[Start Page text]

The 1991 Punahou graduate just retired from professional volleyball. He and wife Emily moved to Hawai'i Oct. 20. They plan to redirect their exceptional energies into real estate for Prudential Advantage Realty.

Metzger originally left for UCLA, where he won three NCAA titles and was 1996 co-national player of the year with the Rainbows' Yuval Katz. A month ago, at halftime of the Bruins' football game with Oregon at the Rose Bowl, Metzger was inducted into the UCLA Hall of Fame.

The honor went beyond his body of work for the Bruins. Metzger and Dax Holdren placed fifth in Beach Volleyball at the 2004 Olympics. Metzger won more than $900,000 and 18 tournaments on the beach, where he was the AVP's top-ranked player in 2005 and 2006. He and Jake Gibb were the 2005 AVP Team of the Year. In 2006, Metzger hooked up with childhood friend Mike Lambert and won the same honor, also capturing the inaugural Crocs Cup Championship.

This is not the first time Metzger has come back home. He helped his father build a house when he was here for eight months after the beach tour "collapsed." But when Leonard Armato resuscitated it in 2001, around the time Kerry Walsh and Misty May started dominating the women's game, Metzger was pulled back and made enough money to concentrate solely on volleyball, hiring coaches and trainers.

"For eight years, it was great," Metzger said.

[End Page text]
[Start Rows]

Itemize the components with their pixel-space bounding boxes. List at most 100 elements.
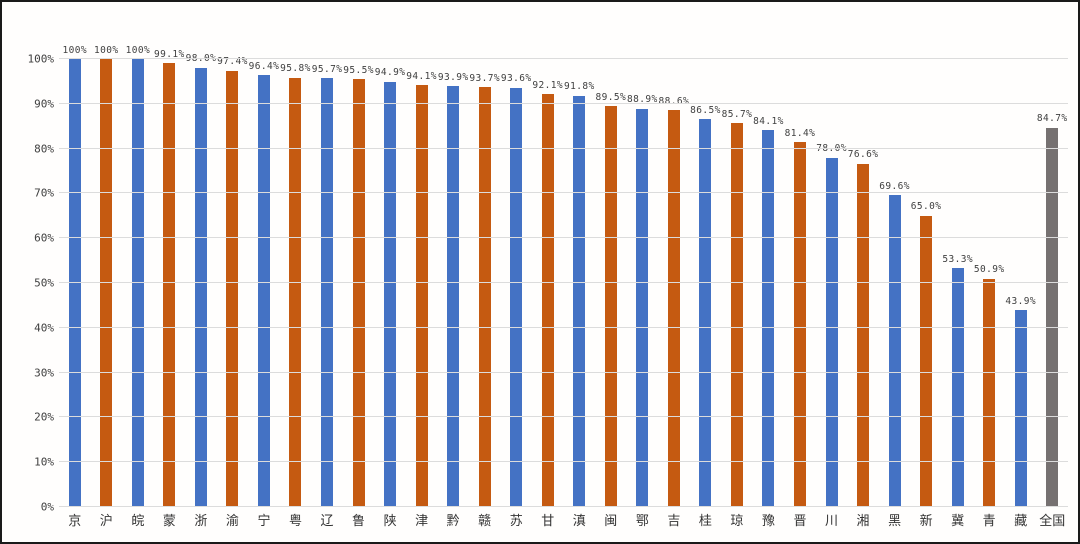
bar-slot: 84.1% 豫	[753, 59, 785, 528]
bars-container: 100%京100%沪100%皖99.1%蒙98.0%浙97.4%渝96.4%宁9…	[59, 45, 1068, 528]
bar-slot: 94.1% 津	[406, 59, 438, 528]
bar-slot: 69.6% 黑	[879, 59, 911, 528]
y-tick-label: 30%	[34, 366, 54, 380]
y-tick-label: 80%	[34, 142, 54, 156]
bar-slot: 43.9% 藏	[1005, 59, 1037, 528]
bar-苏	[510, 87, 523, 507]
gridline-70%	[59, 192, 1068, 194]
bar-全国	[1046, 127, 1059, 507]
x-tick-label-藏: 藏	[1014, 514, 1028, 529]
bar-沪	[100, 59, 113, 507]
bar-湘	[857, 163, 870, 507]
bar-slot: 65.0% 新	[910, 59, 942, 528]
x-tick-label-闽: 闽	[604, 514, 618, 529]
bar-slot: 100% 京	[59, 45, 91, 528]
bar-slot: 89.5% 闽	[595, 59, 627, 528]
x-tick-label-渝: 渝	[225, 514, 239, 529]
bar-冀	[951, 268, 964, 507]
value-label-鲁: 95.5%	[343, 64, 374, 76]
bar-闽	[604, 106, 617, 507]
bar-slot: 78.0% 川	[816, 59, 848, 528]
value-label-沪: 100%	[94, 44, 119, 56]
x-tick-label-苏: 苏	[509, 514, 523, 529]
value-label-豫: 84.1%	[753, 115, 784, 127]
value-label-桂: 86.5%	[690, 104, 721, 116]
y-tick-label: 10%	[34, 455, 54, 469]
x-tick-label-粤: 粤	[288, 514, 302, 529]
x-tick-label-皖: 皖	[131, 514, 145, 529]
x-tick-label-滇: 滇	[572, 514, 586, 529]
y-tick-label: 20%	[34, 410, 54, 424]
bar-宁	[257, 75, 270, 507]
value-label-京: 100%	[62, 44, 88, 56]
bar-津	[415, 85, 428, 507]
value-label-吉: 88.6%	[658, 95, 690, 107]
x-tick-label-黔: 黔	[446, 514, 460, 529]
bar-slot: 91.8% 滇	[564, 59, 596, 528]
y-tick-label: 0%	[40, 500, 54, 514]
bar-slot: 97.4% 渝	[217, 56, 249, 528]
bar-琼	[730, 123, 743, 507]
gridline-90%	[59, 102, 1068, 104]
gridline-20%	[59, 416, 1068, 418]
value-label-蒙: 99.1%	[154, 48, 185, 60]
x-tick-label-沪: 沪	[99, 514, 113, 529]
x-tick-label-宁: 宁	[257, 514, 271, 529]
bar-藏	[1014, 310, 1027, 507]
bar-黑	[888, 195, 901, 507]
bar-青	[983, 278, 996, 507]
y-tick-label: 100%	[27, 52, 55, 66]
bar-川	[825, 157, 838, 507]
x-tick-label-陕: 陕	[383, 514, 397, 529]
y-tick-label: 90%	[34, 97, 54, 111]
bar-slot: 95.7% 辽	[311, 59, 343, 528]
gridline-50%	[59, 282, 1068, 283]
value-label-闽: 89.5%	[595, 91, 627, 103]
bar-slot: 93.6% 苏	[500, 59, 532, 528]
y-tick-label: 40%	[34, 321, 54, 335]
bar-鲁	[352, 79, 365, 507]
bar-slot: 81.4% 晋	[784, 59, 816, 528]
x-tick-label-川: 川	[825, 514, 839, 529]
bar-甘	[541, 94, 554, 507]
bar-黔	[447, 86, 460, 507]
x-tick-label-辽: 辽	[320, 514, 334, 529]
value-label-渝: 97.4%	[217, 56, 248, 68]
x-tick-label-蒙: 蒙	[162, 514, 176, 529]
value-label-冀: 53.3%	[942, 253, 973, 265]
bar-辽	[321, 78, 334, 507]
bar-slot: 86.5% 桂	[690, 59, 722, 528]
x-tick-label-青: 青	[982, 514, 996, 529]
value-label-鄂: 88.9%	[627, 94, 658, 106]
x-tick-label-新: 新	[919, 514, 933, 529]
value-label-粤: 95.8%	[280, 63, 311, 75]
bar-slot: 99.1% 蒙	[154, 50, 186, 528]
x-tick-label-京: 京	[68, 514, 82, 529]
x-tick-label-吉: 吉	[667, 514, 681, 529]
value-label-宁: 96.4%	[248, 60, 280, 72]
value-label-津: 94.1%	[406, 70, 437, 82]
gridline-80%	[59, 147, 1068, 149]
bar-slot: 93.7% 赣	[469, 59, 501, 528]
bar-slot: 84.7% 全国	[1036, 59, 1068, 528]
value-label-赣: 93.7%	[469, 72, 500, 84]
bar-新	[920, 215, 933, 507]
value-label-黔: 93.9%	[437, 71, 469, 83]
bar-陕	[384, 81, 397, 507]
bar-slot: 95.5% 鲁	[343, 59, 375, 528]
bar-slot: 85.7% 琼	[721, 59, 753, 528]
bar-slot: 98.0% 浙	[185, 54, 217, 528]
value-label-藏: 43.9%	[1005, 295, 1037, 307]
value-label-陕: 94.9%	[374, 67, 406, 79]
value-label-甘: 92.1%	[532, 79, 564, 91]
value-label-青: 50.9%	[973, 264, 1005, 276]
bar-slot: 100% 皖	[122, 45, 154, 528]
bar-豫	[762, 130, 775, 507]
y-axis: 0% 10% 20% 30% 40% 50% 60% 70% 80% 90% 100%	[8, 54, 55, 513]
x-tick-label-琼: 琼	[730, 514, 744, 529]
bar-粤	[289, 77, 302, 507]
x-tick-label-甘: 甘	[541, 514, 555, 529]
value-label-辽: 95.7%	[311, 63, 343, 75]
value-label-浙: 98.0%	[186, 54, 217, 64]
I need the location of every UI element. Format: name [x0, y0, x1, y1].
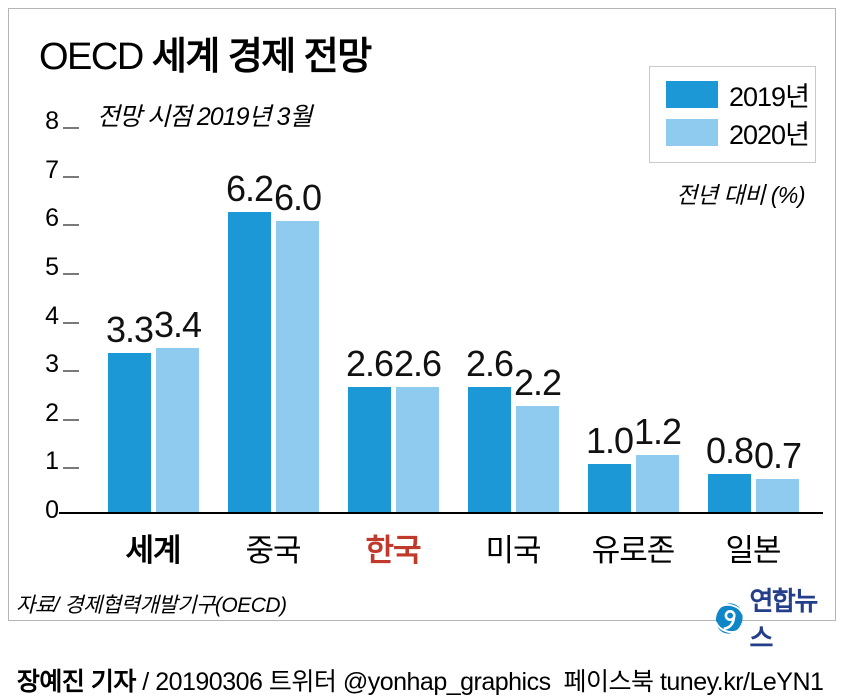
value-label-1-3: 2.2	[513, 362, 562, 404]
legend-label-2020: 2020년	[729, 120, 810, 150]
bar-1-4	[636, 454, 679, 513]
value-label-1-4: 1.2	[633, 410, 682, 452]
y-tick-mark	[63, 175, 79, 178]
y-tick-label: 5	[45, 253, 59, 281]
y-tick-label: 1	[45, 447, 59, 476]
bar-0-5	[708, 474, 751, 513]
y-tick-label: 4	[45, 301, 59, 330]
y-tick-label: 8	[45, 107, 59, 136]
y-tick-label: 7	[45, 155, 59, 184]
yonhap-logo-text: 연합뉴스	[749, 586, 819, 653]
bar-1-5	[756, 478, 799, 513]
y-tick-mark	[63, 321, 79, 324]
y-tick-mark	[63, 467, 79, 470]
page-title: OECD 세계 경제 전망	[39, 25, 372, 80]
bar-0-0	[108, 352, 151, 513]
y-tick-mark	[63, 273, 79, 275]
category-label-1: 중국	[245, 533, 301, 568]
category-label-2: 한국	[365, 533, 421, 568]
yonhap-logo: 연합뉴스	[714, 581, 835, 655]
bar-0-2	[348, 386, 391, 513]
legend-row-2019: 2019년	[666, 78, 815, 112]
chart-legend: 2019년 2020년	[649, 66, 816, 163]
axis-baseline	[59, 512, 823, 514]
footer-credit: 장예진 기자 / 20190306 트위터 @yonhap_graphics 페…	[4, 633, 824, 698]
bar-0-3	[468, 386, 511, 513]
footer-author: 장예진 기자	[16, 668, 136, 696]
legend-row-2020: 2020년	[666, 116, 815, 150]
value-label-0-1: 6.2	[225, 167, 274, 209]
value-label-0-0: 3.3	[105, 308, 154, 350]
legend-swatch-2020	[666, 119, 718, 146]
bar-1-0	[156, 347, 199, 513]
y-tick-label: 2	[45, 398, 59, 427]
unit-note: 전년 대비 (%)	[676, 182, 805, 208]
y-tick-mark	[63, 224, 79, 227]
footer-info: / 20190306 트위터 @yonhap_graphics 페이스북 tun…	[135, 668, 824, 696]
category-label-0: 세계	[125, 533, 181, 568]
value-label-0-2: 2.6	[345, 342, 394, 384]
bar-1-1	[276, 221, 319, 513]
value-label-0-4: 1.0	[585, 420, 634, 462]
chart-subtitle: 전망 시점 2019년 3월	[97, 103, 312, 131]
category-label-3: 미국	[485, 533, 541, 568]
title-main: 세계 경제 전망	[142, 36, 372, 78]
infographic-frame: OECD 세계 경제 전망 전망 시점 2019년 3월 2019년 2020년…	[8, 8, 836, 653]
y-tick-label: 0	[45, 496, 59, 524]
value-label-0-3: 2.6	[465, 342, 514, 384]
y-tick-label: 6	[45, 204, 59, 233]
legend-swatch-2019	[666, 81, 718, 108]
category-label-5: 일본	[725, 533, 781, 568]
bar-1-2	[396, 386, 439, 513]
yonhap-logo-icon	[714, 602, 744, 634]
value-label-1-5: 0.7	[753, 434, 802, 476]
value-label-0-5: 0.8	[705, 430, 754, 472]
value-label-1-2: 2.6	[393, 342, 442, 384]
y-tick-mark	[63, 127, 79, 130]
legend-label-2019: 2019년	[729, 82, 810, 112]
y-tick-label: 3	[45, 350, 59, 379]
source-text: 자료/ 경제협력개발기구(OECD)	[16, 594, 287, 617]
title-prefix: OECD	[39, 36, 144, 78]
y-tick-mark	[63, 418, 79, 421]
bar-0-1	[228, 211, 271, 513]
bar-1-3	[516, 406, 559, 513]
category-label-4: 유로존	[591, 533, 676, 568]
y-tick-mark	[63, 370, 79, 373]
value-label-1-0: 3.4	[153, 303, 202, 345]
value-label-1-1: 6.0	[273, 177, 322, 219]
bar-0-4	[588, 464, 631, 513]
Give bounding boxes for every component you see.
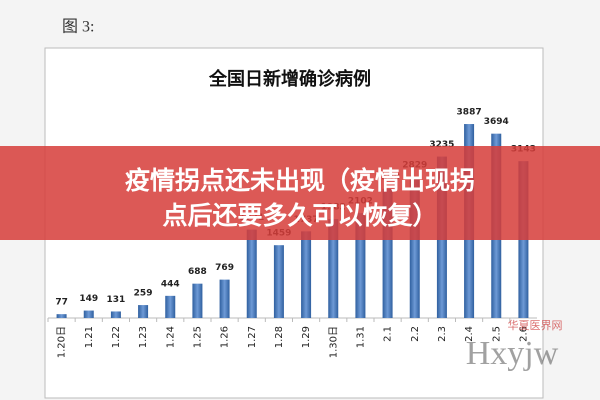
bar: [246, 229, 257, 318]
watermark-site: 华夏医界网: [508, 318, 563, 332]
data-label: 769: [215, 263, 234, 273]
data-label: 149: [79, 294, 98, 304]
x-tick-label: 1.22: [111, 326, 122, 348]
banner-text: 疫情拐点还未出现（疫情出现拐: [125, 166, 475, 195]
x-tick-label: 2.1: [383, 326, 394, 342]
bar: [301, 231, 312, 318]
data-label: 131: [107, 295, 126, 305]
x-tick-label: 1.25: [192, 326, 203, 348]
bar: [409, 176, 420, 318]
x-tick-label: 1.31: [355, 326, 366, 348]
x-tick-label: 1.27: [247, 326, 258, 348]
bar: [328, 219, 339, 318]
bar: [83, 310, 94, 318]
x-tick-label: 2.2: [410, 326, 421, 342]
watermark-logo: Hxyjw: [466, 335, 559, 372]
bar: [56, 314, 67, 318]
x-tick-label: 1.21: [84, 326, 95, 348]
banner: [0, 146, 600, 240]
x-tick-label: 1.26: [220, 326, 231, 348]
x-tick-label: 1.28: [274, 326, 285, 348]
bar: [192, 283, 203, 318]
data-label: 3235: [429, 140, 454, 150]
data-label: 444: [161, 279, 180, 289]
bar: [382, 188, 393, 318]
chart-title: 全国日新增确诊病例: [208, 68, 371, 90]
bar: [355, 213, 366, 318]
x-tick-label: 1.29: [301, 326, 312, 348]
x-tick-label: 2.6: [518, 326, 529, 342]
x-tick-label: 2.5: [491, 326, 502, 342]
x-tick-label: 2.3: [437, 326, 448, 342]
x-tick-label: 1.20日: [57, 326, 68, 358]
x-tick-label: 2.4: [464, 326, 475, 342]
data-label: 688: [188, 267, 207, 277]
data-label: 77: [55, 298, 68, 308]
overlay: 疫情拐点还未出现（疫情出现拐 点后还要多久可以恢复） 华夏医界网 Hxyjw: [0, 146, 600, 372]
banner-text: 点后还要多久可以恢复）: [162, 201, 437, 230]
data-label: 259: [134, 289, 153, 299]
x-tick-label: 1.23: [138, 326, 149, 348]
data-label: 3887: [457, 108, 482, 118]
figure-label: 图 3:: [62, 19, 94, 36]
bar: [219, 279, 230, 318]
x-tick-label: 1.30日: [328, 326, 339, 358]
x-tick-label: 1.24: [165, 326, 176, 348]
bar: [138, 305, 149, 318]
bar: [165, 295, 176, 318]
bar: [110, 311, 121, 318]
data-label: 3694: [484, 117, 509, 127]
bar: [273, 245, 284, 318]
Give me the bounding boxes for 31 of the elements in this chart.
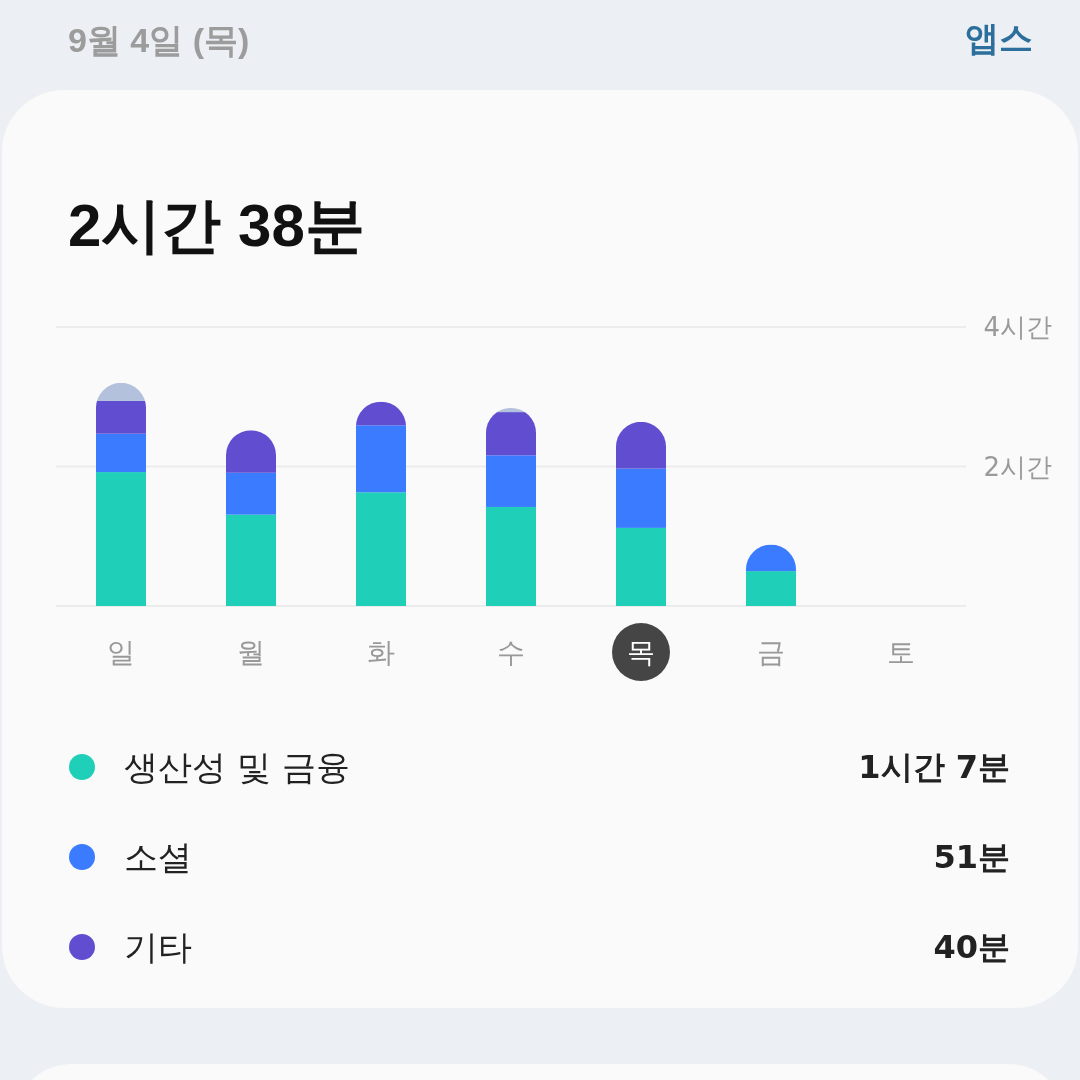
bar — [485, 506, 537, 606]
text: 40분 — [933, 928, 1010, 967]
bar — [745, 571, 797, 606]
x-tick-label: 금 — [757, 635, 785, 669]
legend-label: 생산성 및 금융 — [124, 746, 350, 787]
bar — [225, 472, 277, 515]
bar — [615, 468, 667, 528]
y-tick-label: 4시간 — [983, 312, 1052, 343]
x-tick-label: 화 — [367, 635, 395, 669]
x-tick-label: 수 — [497, 635, 525, 669]
chart-title: 2시간 38분 — [68, 192, 365, 259]
x-tick-label: 일 — [107, 635, 135, 669]
bar — [95, 400, 147, 434]
bar — [615, 527, 667, 606]
bar — [95, 433, 147, 473]
text: 51분 — [933, 838, 1010, 877]
bar — [95, 472, 147, 606]
bar — [485, 455, 537, 507]
text: 앱스 — [965, 18, 1033, 58]
x-tick-label: 목 — [627, 635, 655, 669]
x-tick-label: 토 — [887, 635, 915, 669]
bar — [355, 425, 407, 493]
legend-label: 기타 — [124, 926, 192, 967]
y-tick-label: 2시간 — [983, 451, 1052, 482]
bar — [355, 492, 407, 606]
legend-label: 소셜 — [124, 836, 192, 877]
bar — [485, 412, 537, 456]
bar — [225, 514, 277, 606]
chart-subtitle: 9월 4일 (목) — [68, 21, 250, 59]
text: 1시간 7분 — [858, 748, 1010, 787]
x-tick-label: 월 — [237, 635, 265, 669]
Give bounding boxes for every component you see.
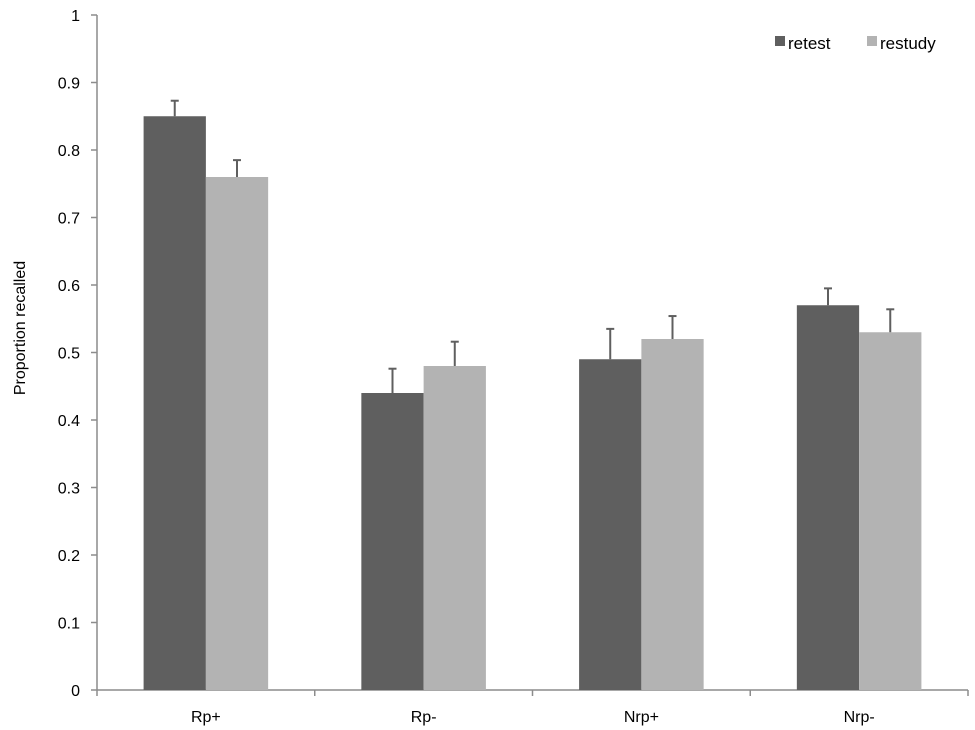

[End Rows]

• [Set tasks]:
A - In the passage about Metzger, who were the 2005 AVP Team of the Year?
B - Retype part of the passage about Metzger, beginning at the words "The honor went" and stopping after "Crocs Cup Championship.".

• [The responses]:
A - Metzger and Jake Gibb

B -
The honor went beyond his body of work for the Bruins. Metzger and Dax Holdren placed fifth in Beach Volleyball at the 2004 Olympics. Metzger won more than $900,000 and 18 tournaments on the beach, where he was the AVP's top-ranked player in 2005 and 2006. He and Jake Gibb were the 2005 AVP Team of the Year. In 2006, Metzger hooked up with childhood friend Mike Lambert and won the same honor, also capturing the inaugural Crocs Cup Championship.